### Recorded information

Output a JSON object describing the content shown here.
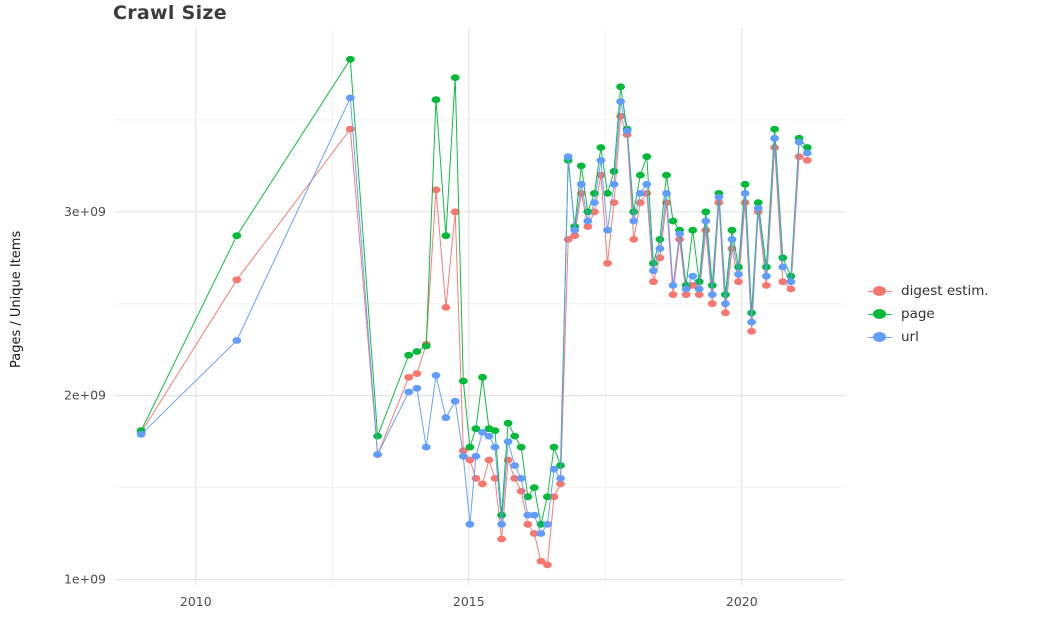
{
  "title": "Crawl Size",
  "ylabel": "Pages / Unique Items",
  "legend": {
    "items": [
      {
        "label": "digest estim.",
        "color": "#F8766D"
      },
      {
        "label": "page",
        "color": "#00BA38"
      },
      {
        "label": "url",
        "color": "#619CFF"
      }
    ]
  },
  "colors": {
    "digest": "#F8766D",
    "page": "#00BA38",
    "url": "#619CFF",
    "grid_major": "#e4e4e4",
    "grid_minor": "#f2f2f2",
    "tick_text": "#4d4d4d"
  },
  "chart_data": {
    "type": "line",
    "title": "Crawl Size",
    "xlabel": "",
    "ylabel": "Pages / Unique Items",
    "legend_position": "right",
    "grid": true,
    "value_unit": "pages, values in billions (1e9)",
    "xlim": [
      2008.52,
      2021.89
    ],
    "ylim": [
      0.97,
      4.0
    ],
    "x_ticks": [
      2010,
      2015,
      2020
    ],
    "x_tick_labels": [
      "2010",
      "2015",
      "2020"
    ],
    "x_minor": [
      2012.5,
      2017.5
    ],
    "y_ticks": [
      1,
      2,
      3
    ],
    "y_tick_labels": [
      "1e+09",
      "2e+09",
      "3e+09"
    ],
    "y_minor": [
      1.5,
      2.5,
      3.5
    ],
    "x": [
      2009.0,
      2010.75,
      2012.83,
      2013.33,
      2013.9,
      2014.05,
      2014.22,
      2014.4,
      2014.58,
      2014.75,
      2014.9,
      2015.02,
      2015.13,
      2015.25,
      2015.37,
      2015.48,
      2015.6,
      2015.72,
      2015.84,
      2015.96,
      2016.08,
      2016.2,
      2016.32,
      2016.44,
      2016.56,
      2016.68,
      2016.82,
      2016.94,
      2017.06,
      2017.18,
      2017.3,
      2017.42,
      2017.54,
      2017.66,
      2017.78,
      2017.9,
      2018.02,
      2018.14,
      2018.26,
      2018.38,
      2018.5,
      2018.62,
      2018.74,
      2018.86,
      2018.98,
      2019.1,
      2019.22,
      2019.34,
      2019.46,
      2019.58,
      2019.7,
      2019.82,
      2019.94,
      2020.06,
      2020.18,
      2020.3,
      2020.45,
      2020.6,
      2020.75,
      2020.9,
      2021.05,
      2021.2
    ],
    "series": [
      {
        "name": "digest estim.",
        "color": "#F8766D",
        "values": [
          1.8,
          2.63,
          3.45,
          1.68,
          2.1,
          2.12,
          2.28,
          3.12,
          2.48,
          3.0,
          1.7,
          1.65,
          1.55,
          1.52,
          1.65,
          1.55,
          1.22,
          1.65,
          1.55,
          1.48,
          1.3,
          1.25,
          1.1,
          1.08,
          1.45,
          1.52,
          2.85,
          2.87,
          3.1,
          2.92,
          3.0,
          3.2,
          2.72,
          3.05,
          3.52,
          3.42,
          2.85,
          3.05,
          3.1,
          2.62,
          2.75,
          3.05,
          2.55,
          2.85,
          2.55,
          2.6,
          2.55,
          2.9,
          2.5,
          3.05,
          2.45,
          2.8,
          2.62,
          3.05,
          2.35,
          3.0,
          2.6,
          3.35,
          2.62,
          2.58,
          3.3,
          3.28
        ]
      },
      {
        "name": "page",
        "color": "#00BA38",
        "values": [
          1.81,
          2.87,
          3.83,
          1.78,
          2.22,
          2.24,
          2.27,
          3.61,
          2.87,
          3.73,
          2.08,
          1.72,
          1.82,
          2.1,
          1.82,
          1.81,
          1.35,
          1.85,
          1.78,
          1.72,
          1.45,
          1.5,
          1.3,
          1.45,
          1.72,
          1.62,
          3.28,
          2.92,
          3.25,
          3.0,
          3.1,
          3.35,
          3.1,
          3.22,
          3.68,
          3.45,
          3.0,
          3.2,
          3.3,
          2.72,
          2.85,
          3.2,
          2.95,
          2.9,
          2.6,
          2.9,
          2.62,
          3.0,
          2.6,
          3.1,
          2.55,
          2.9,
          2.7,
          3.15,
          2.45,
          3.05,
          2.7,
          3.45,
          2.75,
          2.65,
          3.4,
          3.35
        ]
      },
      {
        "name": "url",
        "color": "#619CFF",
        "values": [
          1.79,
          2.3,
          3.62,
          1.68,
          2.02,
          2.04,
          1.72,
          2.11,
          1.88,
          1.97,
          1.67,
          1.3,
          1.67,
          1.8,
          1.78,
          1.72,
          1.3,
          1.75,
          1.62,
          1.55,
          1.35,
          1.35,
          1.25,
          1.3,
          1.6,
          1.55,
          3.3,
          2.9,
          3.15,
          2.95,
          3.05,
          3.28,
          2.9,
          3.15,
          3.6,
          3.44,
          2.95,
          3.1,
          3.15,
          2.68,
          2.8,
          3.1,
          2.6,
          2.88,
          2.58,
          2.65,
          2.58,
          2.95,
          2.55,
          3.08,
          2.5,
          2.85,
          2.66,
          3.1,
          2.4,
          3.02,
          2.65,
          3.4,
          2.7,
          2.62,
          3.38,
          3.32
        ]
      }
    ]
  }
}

######

## [What is expected]
Every line is to be duplicated exactly, though pictures stay out.

## [Problem solution]
Output a JSON object describing the content shown here.
{
  "title": "Crawl Size",
  "ylabel": "Pages / Unique Items",
  "legend": {
    "items": [
      {
        "label": "digest estim.",
        "color": "#F8766D"
      },
      {
        "label": "page",
        "color": "#00BA38"
      },
      {
        "label": "url",
        "color": "#619CFF"
      }
    ]
  },
  "colors": {
    "digest": "#F8766D",
    "page": "#00BA38",
    "url": "#619CFF",
    "grid_major": "#e4e4e4",
    "grid_minor": "#f2f2f2",
    "tick_text": "#4d4d4d"
  },
  "chart_data": {
    "type": "line",
    "title": "Crawl Size",
    "xlabel": "",
    "ylabel": "Pages / Unique Items",
    "legend_position": "right",
    "grid": true,
    "value_unit": "pages, values in billions (1e9)",
    "xlim": [
      2008.52,
      2021.89
    ],
    "ylim": [
      0.97,
      4.0
    ],
    "x_ticks": [
      2010,
      2015,
      2020
    ],
    "x_tick_labels": [
      "2010",
      "2015",
      "2020"
    ],
    "x_minor": [
      2012.5,
      2017.5
    ],
    "y_ticks": [
      1,
      2,
      3
    ],
    "y_tick_labels": [
      "1e+09",
      "2e+09",
      "3e+09"
    ],
    "y_minor": [
      1.5,
      2.5,
      3.5
    ],
    "x": [
      2009.0,
      2010.75,
      2012.83,
      2013.33,
      2013.9,
      2014.05,
      2014.22,
      2014.4,
      2014.58,
      2014.75,
      2014.9,
      2015.02,
      2015.13,
      2015.25,
      2015.37,
      2015.48,
      2015.6,
      2015.72,
      2015.84,
      2015.96,
      2016.08,
      2016.2,
      2016.32,
      2016.44,
      2016.56,
      2016.68,
      2016.82,
      2016.94,
      2017.06,
      2017.18,
      2017.3,
      2017.42,
      2017.54,
      2017.66,
      2017.78,
      2017.9,
      2018.02,
      2018.14,
      2018.26,
      2018.38,
      2018.5,
      2018.62,
      2018.74,
      2018.86,
      2018.98,
      2019.1,
      2019.22,
      2019.34,
      2019.46,
      2019.58,
      2019.7,
      2019.82,
      2019.94,
      2020.06,
      2020.18,
      2020.3,
      2020.45,
      2020.6,
      2020.75,
      2020.9,
      2021.05,
      2021.2
    ],
    "series": [
      {
        "name": "digest estim.",
        "color": "#F8766D",
        "values": [
          1.8,
          2.63,
          3.45,
          1.68,
          2.1,
          2.12,
          2.28,
          3.12,
          2.48,
          3.0,
          1.7,
          1.65,
          1.55,
          1.52,
          1.65,
          1.55,
          1.22,
          1.65,
          1.55,
          1.48,
          1.3,
          1.25,
          1.1,
          1.08,
          1.45,
          1.52,
          2.85,
          2.87,
          3.1,
          2.92,
          3.0,
          3.2,
          2.72,
          3.05,
          3.52,
          3.42,
          2.85,
          3.05,
          3.1,
          2.62,
          2.75,
          3.05,
          2.55,
          2.85,
          2.55,
          2.6,
          2.55,
          2.9,
          2.5,
          3.05,
          2.45,
          2.8,
          2.62,
          3.05,
          2.35,
          3.0,
          2.6,
          3.35,
          2.62,
          2.58,
          3.3,
          3.28
        ]
      },
      {
        "name": "page",
        "color": "#00BA38",
        "values": [
          1.81,
          2.87,
          3.83,
          1.78,
          2.22,
          2.24,
          2.27,
          3.61,
          2.87,
          3.73,
          2.08,
          1.72,
          1.82,
          2.1,
          1.82,
          1.81,
          1.35,
          1.85,
          1.78,
          1.72,
          1.45,
          1.5,
          1.3,
          1.45,
          1.72,
          1.62,
          3.28,
          2.92,
          3.25,
          3.0,
          3.1,
          3.35,
          3.1,
          3.22,
          3.68,
          3.45,
          3.0,
          3.2,
          3.3,
          2.72,
          2.85,
          3.2,
          2.95,
          2.9,
          2.6,
          2.9,
          2.62,
          3.0,
          2.6,
          3.1,
          2.55,
          2.9,
          2.7,
          3.15,
          2.45,
          3.05,
          2.7,
          3.45,
          2.75,
          2.65,
          3.4,
          3.35
        ]
      },
      {
        "name": "url",
        "color": "#619CFF",
        "values": [
          1.79,
          2.3,
          3.62,
          1.68,
          2.02,
          2.04,
          1.72,
          2.11,
          1.88,
          1.97,
          1.67,
          1.3,
          1.67,
          1.8,
          1.78,
          1.72,
          1.3,
          1.75,
          1.62,
          1.55,
          1.35,
          1.35,
          1.25,
          1.3,
          1.6,
          1.55,
          3.3,
          2.9,
          3.15,
          2.95,
          3.05,
          3.28,
          2.9,
          3.15,
          3.6,
          3.44,
          2.95,
          3.1,
          3.15,
          2.68,
          2.8,
          3.1,
          2.6,
          2.88,
          2.58,
          2.65,
          2.58,
          2.95,
          2.55,
          3.08,
          2.5,
          2.85,
          2.66,
          3.1,
          2.4,
          3.02,
          2.65,
          3.4,
          2.7,
          2.62,
          3.38,
          3.32
        ]
      }
    ]
  }
}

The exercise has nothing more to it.